Task description: For every line in the data below that contains "subtitle", copy the line.

════

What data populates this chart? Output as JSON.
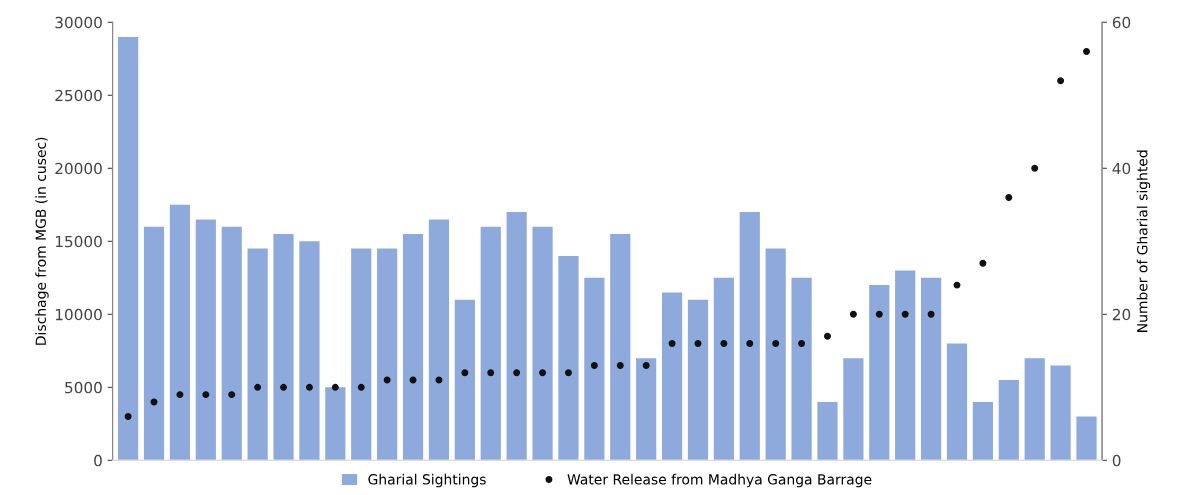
{
  "chart_data": {
    "type": "bar",
    "ylabel": "Dischage from MGB (in cusec)",
    "y2label": "Number of Gharial sighted",
    "categories": [
      null,
      null,
      null,
      null,
      null,
      null,
      null,
      null,
      null,
      null,
      null,
      null,
      null,
      null,
      null,
      null,
      null,
      null,
      null,
      null,
      null,
      null,
      null,
      null,
      null,
      null,
      null,
      null,
      null,
      null,
      null,
      null,
      null,
      null,
      null,
      null,
      null,
      null
    ],
    "series": [
      {
        "name": "Gharial Sightings",
        "axis": "y2",
        "color": "#8eaadc",
        "values": [
          58,
          32,
          35,
          33,
          32,
          29,
          31,
          30,
          10,
          29,
          29,
          31,
          33,
          22,
          32,
          34,
          32,
          28,
          25,
          31,
          14,
          23,
          22,
          25,
          34,
          29,
          25,
          8,
          14,
          24,
          26,
          25,
          16,
          8,
          11,
          14,
          13,
          6
        ]
      },
      {
        "name": "Water Release from Madhya Ganga Barrage",
        "type": "scatter",
        "axis": "y",
        "color": "#111111",
        "marker": "circle",
        "values": [
          3000,
          4000,
          4500,
          4500,
          4500,
          5000,
          5000,
          5000,
          5000,
          5000,
          5500,
          5500,
          5500,
          6000,
          6000,
          6000,
          6000,
          6000,
          6500,
          6500,
          6500,
          8000,
          8000,
          8000,
          8000,
          8000,
          8000,
          8500,
          10000,
          10000,
          10000,
          10000,
          12000,
          13500,
          18000,
          20000,
          26000,
          28000
        ]
      }
    ],
    "ylim": [
      0,
      30000
    ],
    "yticks": [
      0,
      5000,
      10000,
      15000,
      20000,
      25000,
      30000
    ],
    "y2lim": [
      0,
      60
    ],
    "y2ticks": [
      0,
      20,
      40,
      60
    ],
    "grid": false,
    "legend": "bottom"
  }
}
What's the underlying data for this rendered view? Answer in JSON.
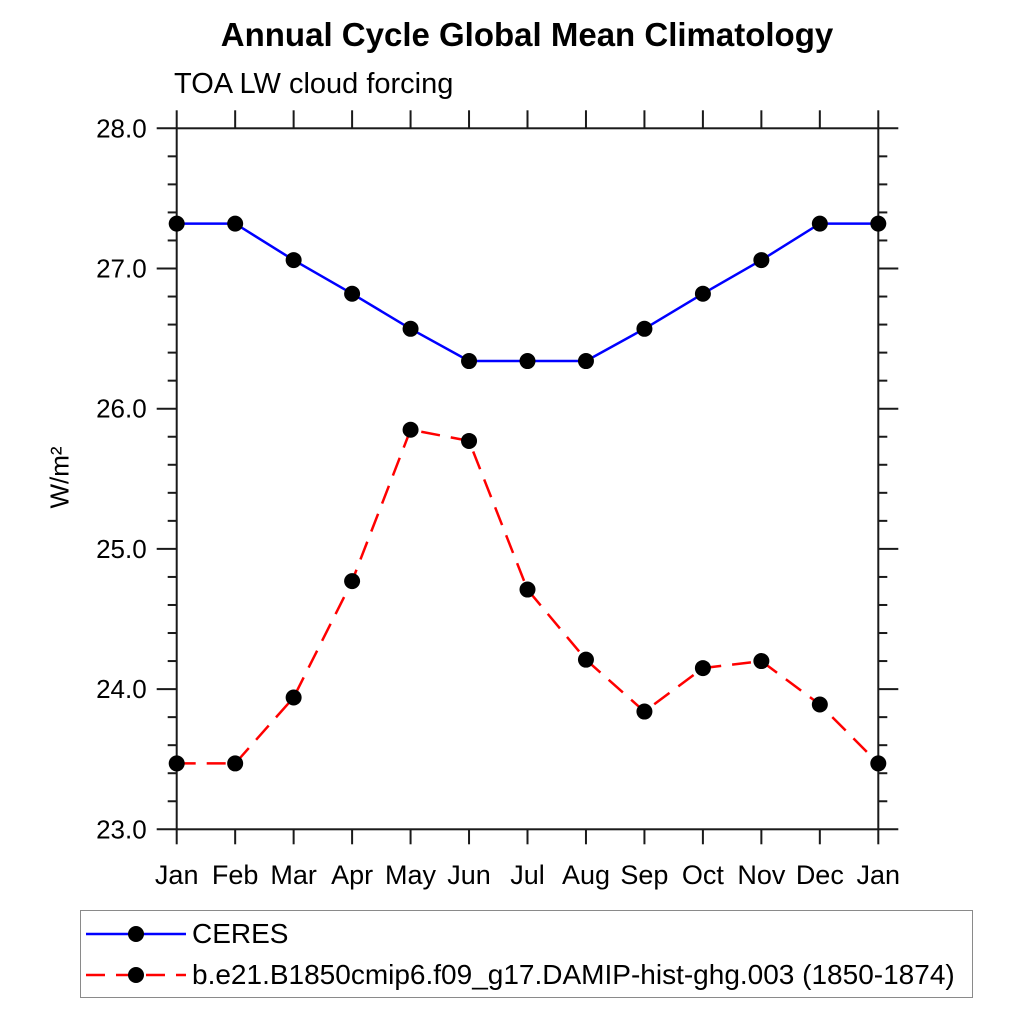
{
  "header": {
    "title": "Annual Cycle Global Mean Climatology",
    "subtitle": "TOA LW cloud forcing"
  },
  "chart_data": {
    "type": "line",
    "title": "Annual Cycle Global Mean Climatology",
    "subtitle": "TOA LW cloud forcing",
    "xlabel": "",
    "ylabel": "W/m²",
    "categories": [
      "Jan",
      "Feb",
      "Mar",
      "Apr",
      "May",
      "Jun",
      "Jul",
      "Aug",
      "Sep",
      "Oct",
      "Nov",
      "Dec",
      "Jan"
    ],
    "ylim": [
      23.0,
      28.0
    ],
    "yticks": [
      23.0,
      24.0,
      25.0,
      26.0,
      27.0,
      28.0
    ],
    "ytick_labels": [
      "23.0",
      "24.0",
      "25.0",
      "26.0",
      "27.0",
      "28.0"
    ],
    "y_minor_tick_interval": 0.2,
    "grid": false,
    "legend_position": "bottom-left-box",
    "axis_color": "#1a1a1a",
    "marker_color": "#000000",
    "series": [
      {
        "name": "CERES",
        "color": "#0000ff",
        "style": "solid",
        "marker": "circle",
        "values": [
          27.32,
          27.32,
          27.06,
          26.82,
          26.57,
          26.34,
          26.34,
          26.34,
          26.57,
          26.82,
          27.06,
          27.32,
          27.32
        ]
      },
      {
        "name": "b.e21.B1850cmip6.f09_g17.DAMIP-hist-ghg.003 (1850-1874)",
        "color": "#ff0000",
        "style": "dashed",
        "marker": "circle",
        "values": [
          23.47,
          23.47,
          23.94,
          24.77,
          25.85,
          25.77,
          24.71,
          24.21,
          23.84,
          24.15,
          24.2,
          23.89,
          23.47
        ]
      }
    ]
  }
}
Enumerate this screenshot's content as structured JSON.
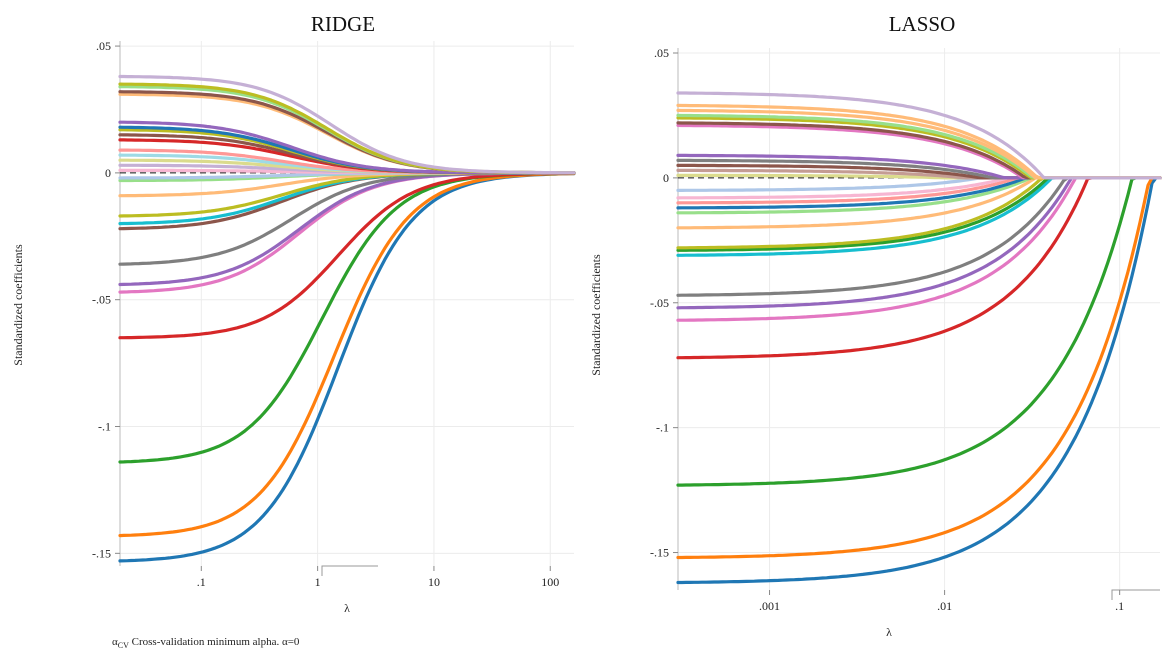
{
  "footnote": {
    "alpha_symbol": "α",
    "alpha_sub": "CV",
    "text": " Cross-validation minimum alpha.  α=0"
  },
  "chart_data": [
    {
      "type": "line",
      "title": "RIDGE",
      "xlabel": "λ",
      "ylabel": "Standardized coefficients",
      "xscale": "log",
      "xlim": [
        0.02,
        160
      ],
      "ylim": [
        -0.155,
        0.052
      ],
      "xticks": [
        {
          "v": 0.1,
          "label": ".1"
        },
        {
          "v": 1,
          "label": "1"
        },
        {
          "v": 10,
          "label": "10"
        },
        {
          "v": 100,
          "label": "100"
        }
      ],
      "yticks": [
        {
          "v": 0.05,
          "label": ".05"
        },
        {
          "v": 0,
          "label": "0"
        },
        {
          "v": -0.05,
          "label": "-.05"
        },
        {
          "v": -0.1,
          "label": "-.1"
        },
        {
          "v": -0.15,
          "label": "-.15"
        }
      ],
      "grid": true,
      "reference_line": 0,
      "series": [
        {
          "start": -0.153,
          "mid": 1.5,
          "color": "#1f77b4"
        },
        {
          "start": -0.143,
          "mid": 1.4,
          "color": "#ff7f0e"
        },
        {
          "start": -0.114,
          "mid": 1.1,
          "color": "#2ca02c"
        },
        {
          "start": -0.065,
          "mid": 1.5,
          "color": "#d62728"
        },
        {
          "start": -0.047,
          "mid": 0.7,
          "color": "#e377c2"
        },
        {
          "start": -0.044,
          "mid": 0.7,
          "color": "#9467bd"
        },
        {
          "start": -0.036,
          "mid": 0.6,
          "color": "#7f7f7f"
        },
        {
          "start": -0.022,
          "mid": 0.5,
          "color": "#8c564b"
        },
        {
          "start": -0.02,
          "mid": 0.5,
          "color": "#17becf"
        },
        {
          "start": -0.017,
          "mid": 0.5,
          "color": "#bcbd22"
        },
        {
          "start": -0.009,
          "mid": 0.5,
          "color": "#ffbb78"
        },
        {
          "start": -0.003,
          "mid": 0.5,
          "color": "#98df8a"
        },
        {
          "start": -0.002,
          "mid": 0.5,
          "color": "#aec7e8"
        },
        {
          "start": 0.001,
          "mid": 0.5,
          "color": "#f7b6d2"
        },
        {
          "start": 0.003,
          "mid": 0.5,
          "color": "#c5b0d5"
        },
        {
          "start": 0.005,
          "mid": 0.5,
          "color": "#dbdb8d"
        },
        {
          "start": 0.007,
          "mid": 0.5,
          "color": "#9edae5"
        },
        {
          "start": 0.009,
          "mid": 0.5,
          "color": "#ff9896"
        },
        {
          "start": 0.013,
          "mid": 0.6,
          "color": "#d62728"
        },
        {
          "start": 0.015,
          "mid": 0.6,
          "color": "#8c564b"
        },
        {
          "start": 0.017,
          "mid": 0.6,
          "color": "#bcbd22"
        },
        {
          "start": 0.018,
          "mid": 0.6,
          "color": "#1f77b4"
        },
        {
          "start": 0.02,
          "mid": 0.6,
          "color": "#9467bd"
        },
        {
          "start": 0.031,
          "mid": 1.2,
          "color": "#ffbb78"
        },
        {
          "start": 0.032,
          "mid": 1.2,
          "color": "#8c564b"
        },
        {
          "start": 0.034,
          "mid": 1.2,
          "color": "#98df8a"
        },
        {
          "start": 0.035,
          "mid": 1.2,
          "color": "#bcbd22"
        },
        {
          "start": 0.038,
          "mid": 1.3,
          "color": "#c5b0d5"
        }
      ]
    },
    {
      "type": "line",
      "title": "LASSO",
      "xlabel": "λ",
      "ylabel": "Standardized coefficients",
      "xscale": "log",
      "xlim": [
        0.0003,
        0.17
      ],
      "ylim": [
        -0.165,
        0.052
      ],
      "xticks": [
        {
          "v": 0.001,
          "label": ".001"
        },
        {
          "v": 0.01,
          "label": ".01"
        },
        {
          "v": 0.1,
          "label": ".1"
        }
      ],
      "yticks": [
        {
          "v": 0.05,
          "label": ".05"
        },
        {
          "v": 0,
          "label": "0"
        },
        {
          "v": -0.05,
          "label": "-.05"
        },
        {
          "v": -0.1,
          "label": "-.1"
        },
        {
          "v": -0.15,
          "label": "-.15"
        }
      ],
      "grid": true,
      "reference_line": 0,
      "series": [
        {
          "start": -0.162,
          "zero": 0.155,
          "color": "#1f77b4"
        },
        {
          "start": -0.152,
          "zero": 0.148,
          "color": "#ff7f0e"
        },
        {
          "start": -0.123,
          "zero": 0.118,
          "color": "#2ca02c"
        },
        {
          "start": -0.072,
          "zero": 0.066,
          "color": "#d62728"
        },
        {
          "start": -0.057,
          "zero": 0.056,
          "color": "#e377c2"
        },
        {
          "start": -0.052,
          "zero": 0.053,
          "color": "#9467bd"
        },
        {
          "start": -0.047,
          "zero": 0.049,
          "color": "#7f7f7f"
        },
        {
          "start": -0.031,
          "zero": 0.041,
          "color": "#17becf"
        },
        {
          "start": -0.029,
          "zero": 0.039,
          "color": "#2ca02c"
        },
        {
          "start": -0.028,
          "zero": 0.036,
          "color": "#bcbd22"
        },
        {
          "start": -0.02,
          "zero": 0.033,
          "color": "#ffbb78"
        },
        {
          "start": -0.014,
          "zero": 0.031,
          "color": "#98df8a"
        },
        {
          "start": -0.012,
          "zero": 0.029,
          "color": "#1f77b4"
        },
        {
          "start": -0.01,
          "zero": 0.026,
          "color": "#ff9896"
        },
        {
          "start": -0.008,
          "zero": 0.023,
          "color": "#f7b6d2"
        },
        {
          "start": -0.005,
          "zero": 0.016,
          "color": "#aec7e8"
        },
        {
          "start": 0.001,
          "zero": 0.01,
          "color": "#dbdb8d"
        },
        {
          "start": 0.003,
          "zero": 0.013,
          "color": "#c49c94"
        },
        {
          "start": 0.005,
          "zero": 0.016,
          "color": "#8c564b"
        },
        {
          "start": 0.007,
          "zero": 0.019,
          "color": "#7f7f7f"
        },
        {
          "start": 0.009,
          "zero": 0.022,
          "color": "#9467bd"
        },
        {
          "start": 0.021,
          "zero": 0.028,
          "color": "#e377c2"
        },
        {
          "start": 0.022,
          "zero": 0.029,
          "color": "#8c564b"
        },
        {
          "start": 0.024,
          "zero": 0.031,
          "color": "#bcbd22"
        },
        {
          "start": 0.025,
          "zero": 0.032,
          "color": "#98df8a"
        },
        {
          "start": 0.027,
          "zero": 0.033,
          "color": "#ffbb78"
        },
        {
          "start": 0.029,
          "zero": 0.034,
          "color": "#ffbb78"
        },
        {
          "start": 0.034,
          "zero": 0.037,
          "color": "#c5b0d5"
        }
      ]
    }
  ]
}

════

Task result:
    "subtitle": "TOA LW cloud forcing"
    "subtitle": "TOA LW cloud forcing",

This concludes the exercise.